AIM: Read through the records below and copy each line that uses the word "ABCD".

PROVIDED ENTRIES:

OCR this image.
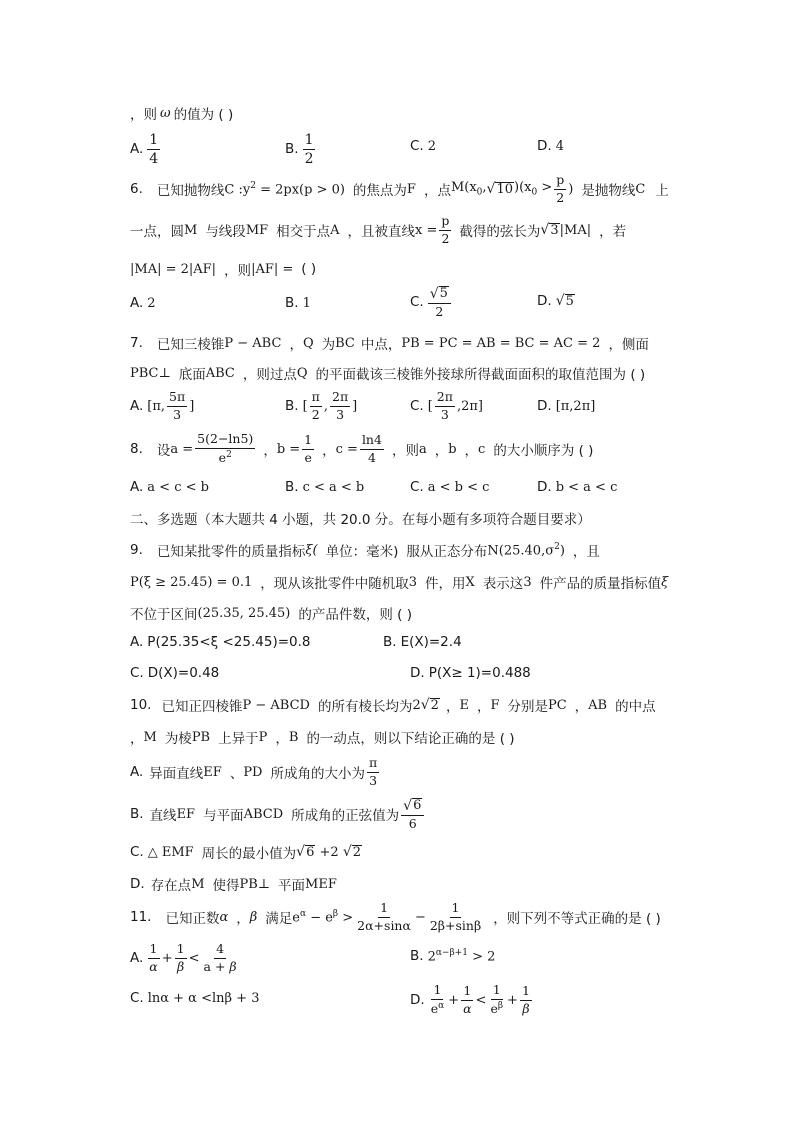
，则 ω 的值为 ( )
A. $\frac{1}{4}$	B. $\frac{1}{2}$	C. 2	D. 4
6. 已知抛物线 C $:y^2 = 2px(p > 0)$ 的焦点为 F ，点 $M(x_0$, √ 10 )($x_0 > \frac{p}{2}$ ) 是抛物线 C 上
一点，圆 M 与线段 MF 相交于点 A ，且被直线 $x = \frac{p}{2}$ 截得的弦长为 √ 3 |MA| ，若
|MA| = 2|AF| ，则 |AF| = ( )
A. 2	B. 1	C. $\frac{√ 5}{2}$	D. √ 5
7. 已知三棱锥 P − ABC ， Q 为 BC 中点， PB = PC = AB = BC = AC = 2 ，侧面
PBC⊥ 底面 ABC ，则过点 Q 的平面截该三棱锥外接球所得截面面积的取值范围为 ( )
A. [π, $\frac{5\pi}{3}$ ]	B. [ $\frac{\pi}{2}$ , $\frac{2\pi}{3}$ ]	C. [ $\frac{2\pi}{3} ,2\pi$]	D. [π,2π]
8. 设 $a = \frac{5(2-\ln 5)}{e^2}$ ， $b = \frac{1}{e}$ ， $c = \frac{\ln 4}{4}$ ，则 a ， b ， c 的大小顺序为 ( )
A. a < c < b	B. c < a < b	C. a < b < c	D. b < a < c
二、多选题（本大题共 4 小题，共 20.0 分。在每小题有多项符合题目要求）
9. 已知某批零件的质量指标 ξ( 单位：毫米) 服从正态分布 $N(25.40,\sigma^2)$ ，且
P(ξ ≥ 25.45) = 0.1 ，现从该批零件中随机取 3 件，用 X 表示这 3 件产品的质量指标值 ξ
不位于区间 (25.35, 25.45) 的产品件数，则 ( )
A. P(25.35<ξ <25.45)=0.8	B. E(X)=2.4
C. D(X)=0.48	D. P(X≥ 1)=0.488
10. 已知正四棱锥 P − ABCD 的所有棱长均为 2 √ 2 ， E ， F 分别是 PC ， AB 的中点
， M 为棱 PB 上异于 P ， B 的一动点，则以下结论正确的是 ( )
A. 异面直线 EF 、 PD 所成角的大小为 $\frac{\pi}{3}$
B. 直线 EF 与平面 ABCD 所成角的正弦值为 $\frac{√ 6}{6}$
C. △ EMF 周长的最小值为 √ 6 +2 √ 2
D. 存在点 M 使得 PB⊥ 平面 MEF
11. 已知正数 α ， β 满足 $e^\alpha - e^\beta > \frac{1}{2\alpha+\sin\alpha} - \frac{1}{2\beta+\sin\beta}$ ，则下列不等式正确的是 ( )
A. $\frac{1}{\alpha} + \frac{1}{\beta} < \frac{4}{a + \beta}$	B. $2^{\alpha-\beta+1} > 2$
C. lnα + α <lnβ + 3	D. $\frac{1}{e^\alpha} + \frac{1}{\alpha} < \frac{1}{e^\beta} + \frac{1}{\beta}$
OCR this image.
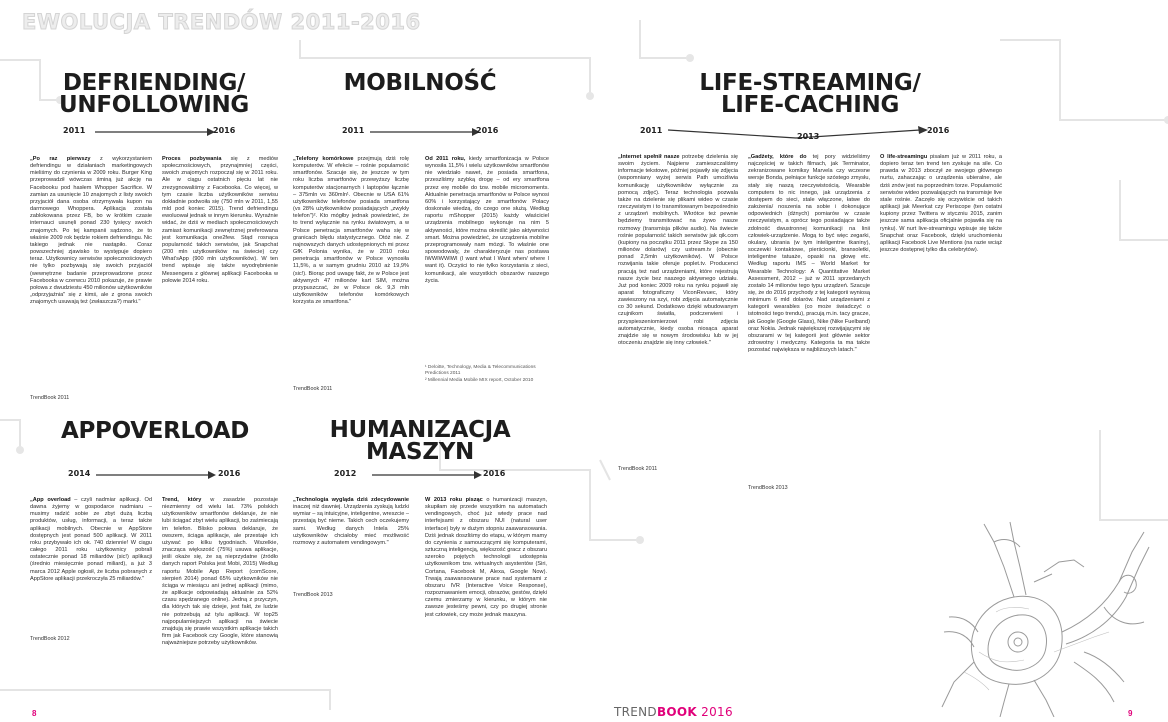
EWOLUCJA TRENDÓW 2011-2016
DEFRIENDING/
UNFOLLOWING
2011	2016
„Po raz pierwszy z wykorzystaniem defriendingu w działaniach marketingowych mieliśmy do czynienia w 2009 roku. Burger King przeprowadził wówczas śminą już akcję na Facebooku pod hasłem Whopper Sacrifice. W zamian za usunięcie 10 znajomych z listy swoich przyjaciół dana osoba otrzymywała kupon na darmowego Whoppera. Aplikacja została zablokowana przez FB, bo w krótkim czasie internauci usunęli ponad 230 tysięcy swoich znajomych. Po tej kampanii sądzono, że to właśnie 2009 rok będzie rokiem defriendingu. Nic takiego jednak nie nastąpiło. Coraz powszechniej zjawisko to występuje dopiero teraz. Użytkownicy serwisów społecznościowych nie tylko pozbywają się swoich przyjaciół (wewnętrzne badanie przeprowadzone przez Facebooka w czerwcu 2010 pokazuje, że prawie połowa z dwudziestu 450 milionów użytkowników „odprzyjaźnia" się z kimś, ale z grona swoich znajomych usuwają też (zwłaszcza?) marki."
TrendBook 2011
Proces pozbywania się z mediów społecznościowych, przynajmniej części, swoich znajomych rozpoczął się w 2011 roku. Ale w ciągu ostatnich pięciu lat nie zrezygnowaliśmy z Facebooka. Co więcej, w tym czasie liczba użytkowników serwisu dokładnie podwoiła się (750 mln w 2011, 1,55 mld pod koniec 2015). Trend defriendingu ewoluował jednak w innym kierunku. Wyraźnie widać, że dziś w mediach społecznościowych zamiast komunikacji zewnętrznej preferowana jest komunikacja one2few. Stąd rosnąca popularność takich serwisów, jak Snapchat (200 mln użytkowników na świecie) czy What'sApp (900 mln użytkowników). W ten trend wpisuje się także wyodrębnienie Messengera z głównej aplikacji Facebooka w połowie 2014 roku.
MOBILNOŚĆ
2011	2016
„Telefony komórkowe przejmują dziś rolę komputerów. W efekcie – rośnie popularność smartfonów. Szacuje się, że jeszcze w tym roku liczba smartfonów przewyższy liczbę komputerów stacjonarnych i laptopów łącznie – 375mln vs 360mln¹. Obecnie w USA 61% użytkowników telefonów posiada smartfona (vs 28% użytkowników posiadających „zwykły telefon")². Kto mógłby jednak powiedzieć, że to trend wyłącznie na rynku światowym, a w Polsce penetracja smartfonów waha się w granicach błędu statystycznego. Otóż nie. Z najnowszych danych udostępnionych mi przez GfK Polonia wynika, że w 2010 roku penetracja smartfonów w Polsce wynosiła 11,5%, a w samym grudniu 2010 aż 19,9% (sic!). Biorąc pod uwagę fakt, że w Polsce jest aktywnych 47 milionów kart SIM, można przypuszczać, że w Polsce ok. 9,3 mln użytkowników telefonów komórkowych korzysta ze smartfona."
TrendBook 2011
Od 2011 roku, kiedy smartfonizacja w Polsce wynosiła 11,5% i wielu użytkowników smartfonów nie wiedziało nawet, że posiada smartfona, przeszliśmy szybką drogę – od ery smartfona przez erę mobile do tzw. mobile micromoments. Aktualnie penetracja smartfonów w Polsce wynosi 60% i korzystający ze smartfonów Polacy doskonale wiedzą, do czego one służą. Według raportu mShopper (2015) każdy właściciel urządzenia mobilnego wykonuje na nim 5 aktywności, które można określić jako aktywności smart. Można powiedzieć, że urządzenia mobilne przeprogramowały nam mózgi. To właśnie one spowodowały, że charakteryzuje nas postawa IWWIWWIWI (I want what I Want when/ where I want it). Oczyści to nie tylko korzystania z sieci, komunikacji, ale wszystkich obszarów naszego życia.
¹ Deloitte, Technology, Media & Telecommunications Predictions 2011
² Millennial Media Mobile MIX report, October 2010
LIFE-STREAMING/
LIFE-CACHING
2011
2013
2016
„Internet spełnił nasze potrzebę dzielenia się swoim życiem. Najpierw zamieszczaliśmy informacje tekstowe, później pojawiły się zdjęcia (wspomniany wyżej serwis Path umożliwia komunikację użytkowników wyłącznie za pomocą zdjęć). Teraz technologia pozwala także na dzielenie się plikami wideo w czasie rzeczywistym i to transmitowanym bezpośrednio z urządzeń mobilnych. Wkrótce też pewnie będziemy transmitować na żywo nasze rozmowy (transmisja plików audio). Na świecie rośnie popularność takich serwisów jak qik.com (kupiony na początku 2011 przez Skype za 150 milionów dolarów) czy ustream.tv (obecnie ponad 2,5mln użytkowników). W Polsce rozwijania takie oferuje poplet.tv. Producenci pracują też nad urządzeniami, które rejestrują nasze życie bez naszego aktywnego udziału. Już pod koniec 2009 roku na rynku pojawił się aparat fotograficzny ViconRevuec, który zawieszony na szyi, robi zdjęcia automatycznie co 30 sekund. Dodatkowo dzięki wbudowanym czujnikom światła, podczerwieni i przyspieszeniomierzowi robi zdjęcia automatycznie, kiedy osoba niosąca aparat znajdzie się w nowym środowisku lub w jej otoczeniu znajdzie się inny człowiek."
TrendBook 2011
„Gadżety, które do tej pory widzieliśmy najczęściej w takich filmach, jak Terminator, zekranizowane komiksy Marvela czy wczesne wersje Bonda, pełniące funkcje szóstego zmysłu, stały się naszą rzeczywistością. Wearable computers to nic innego, jak urządzenia z dostępem do sieci, stale włączone, łatwe do założenia/ noszenia na sobie i dokonujące odpowiednich (dżnych) pomiarów w czasie rzeczywistym, a oprócz tego posiadające także zdolność dwustronnej komunikacji na linii człowiek-urządzenie. Mogą to być więc zegarki, okulary, ubrania (w tym inteligentne tkaniny), soczewki kontaktowe, pierścionki, bransoletki, inteligentne tatuaże, opaski na głowę etc. Według raportu IMS – World Market for Wearable Technology: A Quantitative Market Assessment, 2012 – już w 2011 sprzedanych zostało 14 milionów tego typu urządzeń. Szacuje się, że do 2016 przychody z tej kategorii wyniosą minimum 6 mld dolarów. Nad urządzeniami z kategorii wearables (co może świadczyć o istotności tego trendu), pracują m.in. tacy gracze, jak Google (Google Glass), Nike (Nike Fuelband) oraz Nokia. Jednak największej rozwijającymi się obszarami w tej kategorii jest głównie sektor zdrowotny i medyczny. Kategoria ta ma także pozostać największa w najbliższych latach."
TrendBook 2013
O life-streamingu pisałam już w 2011 roku, a dopiero teraz ten trend ten zyskuje na sile. Co prawda w 2013 zboczył ze swojego głównego nurtu, zahaczając o urządzenia ubieralne, ale dziś znów jest na poprzednim torze. Popularność serwisów wideo pozwalających na transmisje live stale rośnie. Zaczęło się oczywiście od takich aplikacji jak Meerkat czy Periscope (ten ostatni kupiony przez Twittera w styczniu 2015, zanim jeszcze sama aplikacja oficjalnie pojawiła się na rynku). W nurt live-streamingu wpisuje się także Snapchat oraz Facebook, dzięki uruchomieniu aplikacji Facebook Live Mentions (na razie wciąż jeszcze dostępnej tylko dla celebrytów).
APPOVERLOAD
2014	2016
„App overload – czyli nadmiar aplikacji. Od dawna żyjemy w gospodarce nadmiaru – musimy radzić sobie ze zbyt dużą liczbą produktów, usług, informacji, a teraz także aplikacji mobilnych. Obecnie w AppStore dostępnych jest ponad 500 aplikacji. W 2011 roku przybywało ich ok. 740 dziennie! W ciągu całego 2011 roku użytkownicy pobrali ostatecznie ponad 18 miliardów (sic!) aplikacji (średnio miesięcznie ponad miliard), a już 3 marca 2012 Apple ogłosił, że liczba pobranych z AppStore aplikacji przekroczyła 25 miliardów."
TrendBook 2012
Trend, który w zasadzie pozostaje niezmienny od wielu lat. 73% polskich użytkowników smartfonów deklaruje, że nie lubi ściągać zbyt wielu aplikacji, bo zaśmiecają im telefon. Blisko połowa deklaruje, że owszem, ściąga aplikacje, ale przestaje ich używać po kilku tygodniach. Wszelkie, znacząca większość (75%) usuwa aplikacje, jeśli okaże się, że są nieprzydatne (źródło danych raport Polska jest Mobi, 2015) Według raportu Mobile App Report (comScore, sierpień 2014) ponad 65% użytkowników nie ściąga w miesiącu ani jednej aplikacji (mimo, że aplikacje odpowiadają aktualnie za 52% czasu spędzanego online). Jedną z przyczyn, dla których tak się dzieje, jest fakt, że ludzie nie potrzebują aż tylu aplikacji. W top25 najpopularniejszych aplikacji na świecie znajdują się prawie wszystkim aplikacje takich firm jak Facebook czy Google, które stanowią najważniejsze potrzeby użytkowników.
HUMANIZACJA
MASZYN
2012	2016
„Technologia wygląda dziś zdecydowanie inaczej niż dawniej. Urządzenia zyskują ludzki wymiar – są intuicyjne, inteligentne, wreszcie – przestają być nieme. Takich cech oczekujemy sami. Według danych Intela 25% użytkowników chciałoby mieć możliwość rozmowy z automatem vendingowym."
TrendBook 2013
W 2013 roku pisząc o humanizacji maszyn, skupiłam się przede wszystkim na automatach vendingowych, choć już wtedy prace nad interfejsami z obszaru NUI (natural user interface) były w dużym stopniu zaawansowania. Dziś jednak doszliśmy do etapu, w którym mamy do czynienia z samouczącymi się komputerami, sztuczną inteligencją, większość gracz z obszaru szeroko pojętych technologii udostępnia użytkownikom tzw. wirtualnych asystentów (Siri, Cortana, Facebook M, Alexa, Google Now). Trwają zaawansowane prace nad systemami z obszaru IVR (Interactive Voice Response), rozpoznawaniem emocji, obrazów, gestów, dzięki czemu zmierzamy w kierunku, w którym nie zawsze jesteśmy pewni, czy po drugiej stronie jest człowiek, czy może jednak maszyna.
8	TRENDBOOK 2016	9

WRITTEN SOLUTION:
10. 已知正四棱锥 P − ABCD 的所有棱长均为 2 √ 2 ， E ， F 分别是 PC ， AB 的中点
B. 直线 EF 与平面 ABCD 所成角的正弦值为 $\frac{√ 6}{6}$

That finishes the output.